◆ What the exercise asks: Reproduce verbatim the lines from the first one through the line containing "legend-marker-filled (182, 358, 192, 368)", both included.

---+---

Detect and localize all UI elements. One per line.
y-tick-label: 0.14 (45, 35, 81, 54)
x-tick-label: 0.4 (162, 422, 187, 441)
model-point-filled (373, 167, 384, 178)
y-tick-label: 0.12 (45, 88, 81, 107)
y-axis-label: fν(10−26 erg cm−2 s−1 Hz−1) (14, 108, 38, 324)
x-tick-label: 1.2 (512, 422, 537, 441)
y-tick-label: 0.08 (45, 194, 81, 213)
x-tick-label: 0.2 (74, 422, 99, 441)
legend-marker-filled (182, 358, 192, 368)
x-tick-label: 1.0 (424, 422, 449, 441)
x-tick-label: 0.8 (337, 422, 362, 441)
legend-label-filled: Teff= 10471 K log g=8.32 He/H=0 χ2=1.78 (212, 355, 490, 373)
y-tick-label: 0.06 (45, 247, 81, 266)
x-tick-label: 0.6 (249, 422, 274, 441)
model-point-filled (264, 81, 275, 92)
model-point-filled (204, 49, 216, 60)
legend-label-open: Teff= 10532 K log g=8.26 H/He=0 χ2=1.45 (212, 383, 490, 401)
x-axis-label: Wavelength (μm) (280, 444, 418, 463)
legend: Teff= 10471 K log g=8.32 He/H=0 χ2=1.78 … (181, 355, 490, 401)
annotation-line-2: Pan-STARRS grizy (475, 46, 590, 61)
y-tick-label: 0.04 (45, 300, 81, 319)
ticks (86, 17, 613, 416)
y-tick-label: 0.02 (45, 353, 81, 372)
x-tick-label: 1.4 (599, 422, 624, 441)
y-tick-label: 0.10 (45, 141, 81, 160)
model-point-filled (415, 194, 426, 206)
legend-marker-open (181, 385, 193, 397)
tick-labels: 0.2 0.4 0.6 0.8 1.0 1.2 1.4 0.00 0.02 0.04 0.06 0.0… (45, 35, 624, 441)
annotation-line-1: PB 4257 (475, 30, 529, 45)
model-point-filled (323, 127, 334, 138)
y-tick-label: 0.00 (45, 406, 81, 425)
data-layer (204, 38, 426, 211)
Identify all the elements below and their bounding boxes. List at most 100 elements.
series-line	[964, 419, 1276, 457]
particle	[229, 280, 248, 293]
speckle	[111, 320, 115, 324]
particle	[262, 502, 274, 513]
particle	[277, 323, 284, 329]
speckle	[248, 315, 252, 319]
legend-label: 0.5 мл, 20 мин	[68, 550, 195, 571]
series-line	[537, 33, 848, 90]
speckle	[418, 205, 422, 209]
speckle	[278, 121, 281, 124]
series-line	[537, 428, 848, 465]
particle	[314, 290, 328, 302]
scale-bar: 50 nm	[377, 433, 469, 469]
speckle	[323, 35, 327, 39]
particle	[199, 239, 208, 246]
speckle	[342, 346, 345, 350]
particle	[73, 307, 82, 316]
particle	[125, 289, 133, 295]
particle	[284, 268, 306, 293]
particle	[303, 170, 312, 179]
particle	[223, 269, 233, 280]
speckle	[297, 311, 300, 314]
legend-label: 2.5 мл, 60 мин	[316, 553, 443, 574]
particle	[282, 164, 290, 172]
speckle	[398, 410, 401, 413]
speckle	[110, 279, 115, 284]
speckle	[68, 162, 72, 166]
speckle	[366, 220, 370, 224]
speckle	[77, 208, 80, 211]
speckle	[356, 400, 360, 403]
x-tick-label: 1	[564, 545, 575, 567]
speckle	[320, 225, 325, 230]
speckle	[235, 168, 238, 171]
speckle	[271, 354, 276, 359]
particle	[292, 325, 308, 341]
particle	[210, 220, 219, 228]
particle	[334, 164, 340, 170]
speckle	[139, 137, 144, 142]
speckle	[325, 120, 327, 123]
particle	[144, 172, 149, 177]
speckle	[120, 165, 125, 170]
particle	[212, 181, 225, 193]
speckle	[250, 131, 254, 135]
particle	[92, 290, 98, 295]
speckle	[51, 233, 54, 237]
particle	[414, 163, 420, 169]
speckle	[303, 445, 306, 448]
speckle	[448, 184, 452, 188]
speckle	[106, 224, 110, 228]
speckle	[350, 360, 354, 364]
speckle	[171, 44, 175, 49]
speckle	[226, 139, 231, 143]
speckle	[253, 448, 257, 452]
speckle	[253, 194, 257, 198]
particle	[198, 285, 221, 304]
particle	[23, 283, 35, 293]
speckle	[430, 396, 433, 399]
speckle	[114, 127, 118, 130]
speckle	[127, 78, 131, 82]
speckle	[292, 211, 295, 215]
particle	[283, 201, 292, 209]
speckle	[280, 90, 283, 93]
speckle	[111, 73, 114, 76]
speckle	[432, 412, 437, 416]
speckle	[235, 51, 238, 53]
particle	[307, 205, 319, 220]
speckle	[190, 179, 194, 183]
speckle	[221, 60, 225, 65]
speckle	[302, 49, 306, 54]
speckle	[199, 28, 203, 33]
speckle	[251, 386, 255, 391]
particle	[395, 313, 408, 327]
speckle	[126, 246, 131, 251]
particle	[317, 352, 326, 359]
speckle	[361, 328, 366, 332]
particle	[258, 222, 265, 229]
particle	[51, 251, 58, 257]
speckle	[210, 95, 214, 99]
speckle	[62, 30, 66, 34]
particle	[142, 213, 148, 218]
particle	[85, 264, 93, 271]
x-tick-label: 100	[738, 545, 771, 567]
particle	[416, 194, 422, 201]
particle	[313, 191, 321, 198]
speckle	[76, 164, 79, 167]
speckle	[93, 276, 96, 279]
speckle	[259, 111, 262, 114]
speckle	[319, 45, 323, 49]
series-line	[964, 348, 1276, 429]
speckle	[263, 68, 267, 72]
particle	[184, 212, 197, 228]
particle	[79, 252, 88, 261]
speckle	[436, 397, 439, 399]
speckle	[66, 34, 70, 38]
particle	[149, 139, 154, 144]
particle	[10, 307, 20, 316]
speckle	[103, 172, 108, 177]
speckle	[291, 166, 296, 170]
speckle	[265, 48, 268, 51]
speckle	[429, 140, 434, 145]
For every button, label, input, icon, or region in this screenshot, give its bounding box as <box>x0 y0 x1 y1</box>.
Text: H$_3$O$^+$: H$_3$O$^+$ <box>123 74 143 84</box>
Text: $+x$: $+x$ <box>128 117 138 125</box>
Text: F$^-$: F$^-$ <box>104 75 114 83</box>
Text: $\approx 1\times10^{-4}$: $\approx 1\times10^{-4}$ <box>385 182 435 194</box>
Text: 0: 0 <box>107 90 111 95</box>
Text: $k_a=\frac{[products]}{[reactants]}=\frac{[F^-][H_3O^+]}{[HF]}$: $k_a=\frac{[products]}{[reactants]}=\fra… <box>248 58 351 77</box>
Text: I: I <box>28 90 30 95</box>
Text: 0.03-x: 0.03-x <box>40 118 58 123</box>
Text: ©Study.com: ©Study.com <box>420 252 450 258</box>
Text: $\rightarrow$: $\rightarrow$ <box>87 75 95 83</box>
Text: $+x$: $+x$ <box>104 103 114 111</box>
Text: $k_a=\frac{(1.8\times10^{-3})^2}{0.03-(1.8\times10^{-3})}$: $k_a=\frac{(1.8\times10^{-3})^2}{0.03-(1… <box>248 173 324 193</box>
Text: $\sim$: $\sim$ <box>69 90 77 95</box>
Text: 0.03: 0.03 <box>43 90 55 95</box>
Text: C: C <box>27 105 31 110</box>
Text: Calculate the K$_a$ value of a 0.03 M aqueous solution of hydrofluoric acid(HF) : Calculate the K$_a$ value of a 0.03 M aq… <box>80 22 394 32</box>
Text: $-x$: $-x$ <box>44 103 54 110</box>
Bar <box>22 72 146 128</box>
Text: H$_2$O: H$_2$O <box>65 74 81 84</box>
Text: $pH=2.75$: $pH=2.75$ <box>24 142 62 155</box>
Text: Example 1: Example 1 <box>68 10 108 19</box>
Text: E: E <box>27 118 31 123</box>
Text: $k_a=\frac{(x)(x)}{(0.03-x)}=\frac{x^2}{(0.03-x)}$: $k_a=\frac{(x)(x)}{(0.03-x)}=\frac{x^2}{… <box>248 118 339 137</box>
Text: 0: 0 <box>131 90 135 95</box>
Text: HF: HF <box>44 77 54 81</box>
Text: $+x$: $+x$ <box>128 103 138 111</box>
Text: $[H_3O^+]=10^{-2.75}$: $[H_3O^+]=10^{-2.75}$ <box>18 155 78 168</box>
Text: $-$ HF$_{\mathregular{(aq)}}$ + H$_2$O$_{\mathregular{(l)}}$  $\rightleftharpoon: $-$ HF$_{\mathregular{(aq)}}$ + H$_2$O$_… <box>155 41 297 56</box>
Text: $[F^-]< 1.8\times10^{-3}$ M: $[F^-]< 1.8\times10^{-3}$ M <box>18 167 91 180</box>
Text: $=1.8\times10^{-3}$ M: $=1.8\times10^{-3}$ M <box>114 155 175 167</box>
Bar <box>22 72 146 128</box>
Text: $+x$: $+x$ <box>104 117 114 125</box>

---+---

◆ Task response:
Detect and localize all UI elements. One per line.
y-tick-label: 0.14 (45, 35, 81, 54)
x-tick-label: 0.4 (162, 422, 187, 441)
model-point-filled (373, 167, 384, 178)
y-tick-label: 0.12 (45, 88, 81, 107)
y-axis-label: fν(10−26 erg cm−2 s−1 Hz−1) (14, 108, 38, 324)
x-tick-label: 1.2 (512, 422, 537, 441)
y-tick-label: 0.08 (45, 194, 81, 213)
x-tick-label: 0.2 (74, 422, 99, 441)
legend-marker-filled (182, 358, 192, 368)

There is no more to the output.